(Records about charts and figures)
[BEGIN]
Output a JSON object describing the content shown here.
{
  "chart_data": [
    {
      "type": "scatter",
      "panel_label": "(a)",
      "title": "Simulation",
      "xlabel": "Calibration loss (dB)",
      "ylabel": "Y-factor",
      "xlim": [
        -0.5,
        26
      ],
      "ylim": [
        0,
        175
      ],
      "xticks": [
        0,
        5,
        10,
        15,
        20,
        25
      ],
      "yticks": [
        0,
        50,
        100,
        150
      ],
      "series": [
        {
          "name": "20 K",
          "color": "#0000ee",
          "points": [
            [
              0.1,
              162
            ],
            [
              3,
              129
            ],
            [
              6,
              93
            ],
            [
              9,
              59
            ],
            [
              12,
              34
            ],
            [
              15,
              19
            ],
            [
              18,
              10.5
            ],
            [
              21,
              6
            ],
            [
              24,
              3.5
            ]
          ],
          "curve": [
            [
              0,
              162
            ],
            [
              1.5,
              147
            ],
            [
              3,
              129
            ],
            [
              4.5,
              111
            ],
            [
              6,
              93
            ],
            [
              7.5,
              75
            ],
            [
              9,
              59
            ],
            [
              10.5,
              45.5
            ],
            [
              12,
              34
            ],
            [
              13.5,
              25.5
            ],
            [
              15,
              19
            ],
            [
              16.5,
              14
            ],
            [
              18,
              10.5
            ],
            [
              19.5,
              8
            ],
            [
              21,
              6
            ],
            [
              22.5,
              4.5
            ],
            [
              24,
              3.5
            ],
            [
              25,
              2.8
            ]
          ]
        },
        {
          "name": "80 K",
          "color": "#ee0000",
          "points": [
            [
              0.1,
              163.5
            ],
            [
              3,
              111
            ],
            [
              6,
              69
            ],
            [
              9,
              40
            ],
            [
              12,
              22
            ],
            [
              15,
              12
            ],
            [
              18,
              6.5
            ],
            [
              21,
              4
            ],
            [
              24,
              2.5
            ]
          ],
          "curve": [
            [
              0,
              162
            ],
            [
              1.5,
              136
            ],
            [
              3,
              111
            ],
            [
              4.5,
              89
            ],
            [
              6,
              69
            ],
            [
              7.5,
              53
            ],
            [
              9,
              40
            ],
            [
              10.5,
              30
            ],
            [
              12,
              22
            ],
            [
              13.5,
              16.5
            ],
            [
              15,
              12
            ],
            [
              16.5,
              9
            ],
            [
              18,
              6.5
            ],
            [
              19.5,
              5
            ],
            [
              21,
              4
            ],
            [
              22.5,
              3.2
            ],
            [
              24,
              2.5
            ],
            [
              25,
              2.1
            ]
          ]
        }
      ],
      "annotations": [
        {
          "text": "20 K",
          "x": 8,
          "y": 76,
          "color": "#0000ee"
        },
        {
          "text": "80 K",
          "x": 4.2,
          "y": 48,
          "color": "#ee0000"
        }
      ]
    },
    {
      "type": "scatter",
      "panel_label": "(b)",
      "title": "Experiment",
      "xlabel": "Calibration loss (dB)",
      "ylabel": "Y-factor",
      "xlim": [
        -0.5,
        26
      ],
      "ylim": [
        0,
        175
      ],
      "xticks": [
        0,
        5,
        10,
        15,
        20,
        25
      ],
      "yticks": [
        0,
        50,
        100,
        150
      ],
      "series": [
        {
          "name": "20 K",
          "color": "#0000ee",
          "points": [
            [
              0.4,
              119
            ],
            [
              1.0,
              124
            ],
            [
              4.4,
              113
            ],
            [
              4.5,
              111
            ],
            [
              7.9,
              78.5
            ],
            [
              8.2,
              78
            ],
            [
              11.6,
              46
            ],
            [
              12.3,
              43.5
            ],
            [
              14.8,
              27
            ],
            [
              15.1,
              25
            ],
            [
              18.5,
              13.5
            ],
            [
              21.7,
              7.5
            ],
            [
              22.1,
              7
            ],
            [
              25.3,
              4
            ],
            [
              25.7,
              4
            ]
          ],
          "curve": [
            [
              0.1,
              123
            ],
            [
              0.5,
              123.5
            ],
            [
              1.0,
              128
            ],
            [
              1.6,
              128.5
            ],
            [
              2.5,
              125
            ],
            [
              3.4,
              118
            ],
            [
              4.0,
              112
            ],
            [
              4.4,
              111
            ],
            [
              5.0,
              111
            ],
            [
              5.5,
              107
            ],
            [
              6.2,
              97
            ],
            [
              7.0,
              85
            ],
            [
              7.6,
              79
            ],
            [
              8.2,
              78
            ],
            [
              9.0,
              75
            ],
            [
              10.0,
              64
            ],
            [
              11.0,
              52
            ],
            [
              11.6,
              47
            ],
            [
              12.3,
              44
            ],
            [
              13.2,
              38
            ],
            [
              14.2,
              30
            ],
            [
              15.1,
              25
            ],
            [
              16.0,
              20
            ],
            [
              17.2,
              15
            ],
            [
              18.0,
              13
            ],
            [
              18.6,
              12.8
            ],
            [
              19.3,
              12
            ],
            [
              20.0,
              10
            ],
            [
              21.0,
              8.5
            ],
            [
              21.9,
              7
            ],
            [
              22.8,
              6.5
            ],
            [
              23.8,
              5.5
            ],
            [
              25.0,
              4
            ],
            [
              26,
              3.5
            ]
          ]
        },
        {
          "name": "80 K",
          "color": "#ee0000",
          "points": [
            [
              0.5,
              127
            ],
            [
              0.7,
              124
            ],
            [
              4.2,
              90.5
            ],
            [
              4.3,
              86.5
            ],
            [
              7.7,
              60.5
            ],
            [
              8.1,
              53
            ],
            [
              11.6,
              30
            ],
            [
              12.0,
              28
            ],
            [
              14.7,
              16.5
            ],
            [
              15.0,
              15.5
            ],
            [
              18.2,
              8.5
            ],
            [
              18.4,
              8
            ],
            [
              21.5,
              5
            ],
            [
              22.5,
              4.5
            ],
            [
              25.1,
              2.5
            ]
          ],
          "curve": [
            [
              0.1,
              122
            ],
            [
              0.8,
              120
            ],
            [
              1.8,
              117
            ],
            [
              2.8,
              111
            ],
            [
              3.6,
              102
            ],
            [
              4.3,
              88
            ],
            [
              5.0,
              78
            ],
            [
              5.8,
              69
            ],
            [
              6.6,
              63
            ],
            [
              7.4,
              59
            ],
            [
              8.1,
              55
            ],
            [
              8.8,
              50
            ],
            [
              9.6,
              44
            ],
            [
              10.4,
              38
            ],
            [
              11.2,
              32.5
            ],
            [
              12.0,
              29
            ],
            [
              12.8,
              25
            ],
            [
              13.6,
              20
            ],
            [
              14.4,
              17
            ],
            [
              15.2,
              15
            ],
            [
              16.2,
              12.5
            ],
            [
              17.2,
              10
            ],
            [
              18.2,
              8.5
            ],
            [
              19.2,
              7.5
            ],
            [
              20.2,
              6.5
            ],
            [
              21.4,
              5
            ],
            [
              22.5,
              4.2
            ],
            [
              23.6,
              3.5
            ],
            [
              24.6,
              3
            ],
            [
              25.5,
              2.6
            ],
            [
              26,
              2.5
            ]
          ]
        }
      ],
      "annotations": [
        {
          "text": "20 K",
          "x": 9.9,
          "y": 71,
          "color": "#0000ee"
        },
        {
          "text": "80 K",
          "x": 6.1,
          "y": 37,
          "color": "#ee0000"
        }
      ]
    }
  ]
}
[END]
THE EXERCISE: Transcribe every entry exactly.

RESPONSE FOR THIS EXERCISE:
Output a JSON object describing the content shown here.
{
  "chart_data": [
    {
      "type": "scatter",
      "panel_label": "(a)",
      "title": "Simulation",
      "xlabel": "Calibration loss (dB)",
      "ylabel": "Y-factor",
      "xlim": [
        -0.5,
        26
      ],
      "ylim": [
        0,
        175
      ],
      "xticks": [
        0,
        5,
        10,
        15,
        20,
        25
      ],
      "yticks": [
        0,
        50,
        100,
        150
      ],
      "series": [
        {
          "name": "20 K",
          "color": "#0000ee",
          "points": [
            [
              0.1,
              162
            ],
            [
              3,
              129
            ],
            [
              6,
              93
            ],
            [
              9,
              59
            ],
            [
              12,
              34
            ],
            [
              15,
              19
            ],
            [
              18,
              10.5
            ],
            [
              21,
              6
            ],
            [
              24,
              3.5
            ]
          ],
          "curve": [
            [
              0,
              162
            ],
            [
              1.5,
              147
            ],
            [
              3,
              129
            ],
            [
              4.5,
              111
            ],
            [
              6,
              93
            ],
            [
              7.5,
              75
            ],
            [
              9,
              59
            ],
            [
              10.5,
              45.5
            ],
            [
              12,
              34
            ],
            [
              13.5,
              25.5
            ],
            [
              15,
              19
            ],
            [
              16.5,
              14
            ],
            [
              18,
              10.5
            ],
            [
              19.5,
              8
            ],
            [
              21,
              6
            ],
            [
              22.5,
              4.5
            ],
            [
              24,
              3.5
            ],
            [
              25,
              2.8
            ]
          ]
        },
        {
          "name": "80 K",
          "color": "#ee0000",
          "points": [
            [
              0.1,
              163.5
            ],
            [
              3,
              111
            ],
            [
              6,
              69
            ],
            [
              9,
              40
            ],
            [
              12,
              22
            ],
            [
              15,
              12
            ],
            [
              18,
              6.5
            ],
            [
              21,
              4
            ],
            [
              24,
              2.5
            ]
          ],
          "curve": [
            [
              0,
              162
            ],
            [
              1.5,
              136
            ],
            [
              3,
              111
            ],
            [
              4.5,
              89
            ],
            [
              6,
              69
            ],
            [
              7.5,
              53
            ],
            [
              9,
              40
            ],
            [
              10.5,
              30
            ],
            [
              12,
              22
            ],
            [
              13.5,
              16.5
            ],
            [
              15,
              12
            ],
            [
              16.5,
              9
            ],
            [
              18,
              6.5
            ],
            [
              19.5,
              5
            ],
            [
              21,
              4
            ],
            [
              22.5,
              3.2
            ],
            [
              24,
              2.5
            ],
            [
              25,
              2.1
            ]
          ]
        }
      ],
      "annotations": [
        {
          "text": "20 K",
          "x": 8,
          "y": 76,
          "color": "#0000ee"
        },
        {
          "text": "80 K",
          "x": 4.2,
          "y": 48,
          "color": "#ee0000"
        }
      ]
    },
    {
      "type": "scatter",
      "panel_label": "(b)",
      "title": "Experiment",
      "xlabel": "Calibration loss (dB)",
      "ylabel": "Y-factor",
      "xlim": [
        -0.5,
        26
      ],
      "ylim": [
        0,
        175
      ],
      "xticks": [
        0,
        5,
        10,
        15,
        20,
        25
      ],
      "yticks": [
        0,
        50,
        100,
        150
      ],
      "series": [
        {
          "name": "20 K",
          "color": "#0000ee",
          "points": [
            [
              0.4,
              119
            ],
            [
              1.0,
              124
            ],
            [
              4.4,
              113
            ],
            [
              4.5,
              111
            ],
            [
              7.9,
              78.5
            ],
            [
              8.2,
              78
            ],
            [
              11.6,
              46
            ],
            [
              12.3,
              43.5
            ],
            [
              14.8,
              27
            ],
            [
              15.1,
              25
            ],
            [
              18.5,
              13.5
            ],
            [
              21.7,
              7.5
            ],
            [
              22.1,
              7
            ],
            [
              25.3,
              4
            ],
            [
              25.7,
              4
            ]
          ],
          "curve": [
            [
              0.1,
              123
            ],
            [
              0.5,
              123.5
            ],
            [
              1.0,
              128
            ],
            [
              1.6,
              128.5
            ],
            [
              2.5,
              125
            ],
            [
              3.4,
              118
            ],
            [
              4.0,
              112
            ],
            [
              4.4,
              111
            ],
            [
              5.0,
              111
            ],
            [
              5.5,
              107
            ],
            [
              6.2,
              97
            ],
            [
              7.0,
              85
            ],
            [
              7.6,
              79
            ],
            [
              8.2,
              78
            ],
            [
              9.0,
              75
            ],
            [
              10.0,
              64
            ],
            [
              11.0,
              52
            ],
            [
              11.6,
              47
            ],
            [
              12.3,
              44
            ],
            [
              13.2,
              38
            ],
            [
              14.2,
              30
            ],
            [
              15.1,
              25
            ],
            [
              16.0,
              20
            ],
            [
              17.2,
              15
            ],
            [
              18.0,
              13
            ],
            [
              18.6,
              12.8
            ],
            [
              19.3,
              12
            ],
            [
              20.0,
              10
            ],
            [
              21.0,
              8.5
            ],
            [
              21.9,
              7
            ],
            [
              22.8,
              6.5
            ],
            [
              23.8,
              5.5
            ],
            [
              25.0,
              4
            ],
            [
              26,
              3.5
            ]
          ]
        },
        {
          "name": "80 K",
          "color": "#ee0000",
          "points": [
            [
              0.5,
              127
            ],
            [
              0.7,
              124
            ],
            [
              4.2,
              90.5
            ],
            [
              4.3,
              86.5
            ],
            [
              7.7,
              60.5
            ],
            [
              8.1,
              53
            ],
            [
              11.6,
              30
            ],
            [
              12.0,
              28
            ],
            [
              14.7,
              16.5
            ],
            [
              15.0,
              15.5
            ],
            [
              18.2,
              8.5
            ],
            [
              18.4,
              8
            ],
            [
              21.5,
              5
            ],
            [
              22.5,
              4.5
            ],
            [
              25.1,
              2.5
            ]
          ],
          "curve": [
            [
              0.1,
              122
            ],
            [
              0.8,
              120
            ],
            [
              1.8,
              117
            ],
            [
              2.8,
              111
            ],
            [
              3.6,
              102
            ],
            [
              4.3,
              88
            ],
            [
              5.0,
              78
            ],
            [
              5.8,
              69
            ],
            [
              6.6,
              63
            ],
            [
              7.4,
              59
            ],
            [
              8.1,
              55
            ],
            [
              8.8,
              50
            ],
            [
              9.6,
              44
            ],
            [
              10.4,
              38
            ],
            [
              11.2,
              32.5
            ],
            [
              12.0,
              29
            ],
            [
              12.8,
              25
            ],
            [
              13.6,
              20
            ],
            [
              14.4,
              17
            ],
            [
              15.2,
              15
            ],
            [
              16.2,
              12.5
            ],
            [
              17.2,
              10
            ],
            [
              18.2,
              8.5
            ],
            [
              19.2,
              7.5
            ],
            [
              20.2,
              6.5
            ],
            [
              21.4,
              5
            ],
            [
              22.5,
              4.2
            ],
            [
              23.6,
              3.5
            ],
            [
              24.6,
              3
            ],
            [
              25.5,
              2.6
            ],
            [
              26,
              2.5
            ]
          ]
        }
      ],
      "annotations": [
        {
          "text": "20 K",
          "x": 9.9,
          "y": 71,
          "color": "#0000ee"
        },
        {
          "text": "80 K",
          "x": 6.1,
          "y": 37,
          "color": "#ee0000"
        }
      ]
    }
  ]
}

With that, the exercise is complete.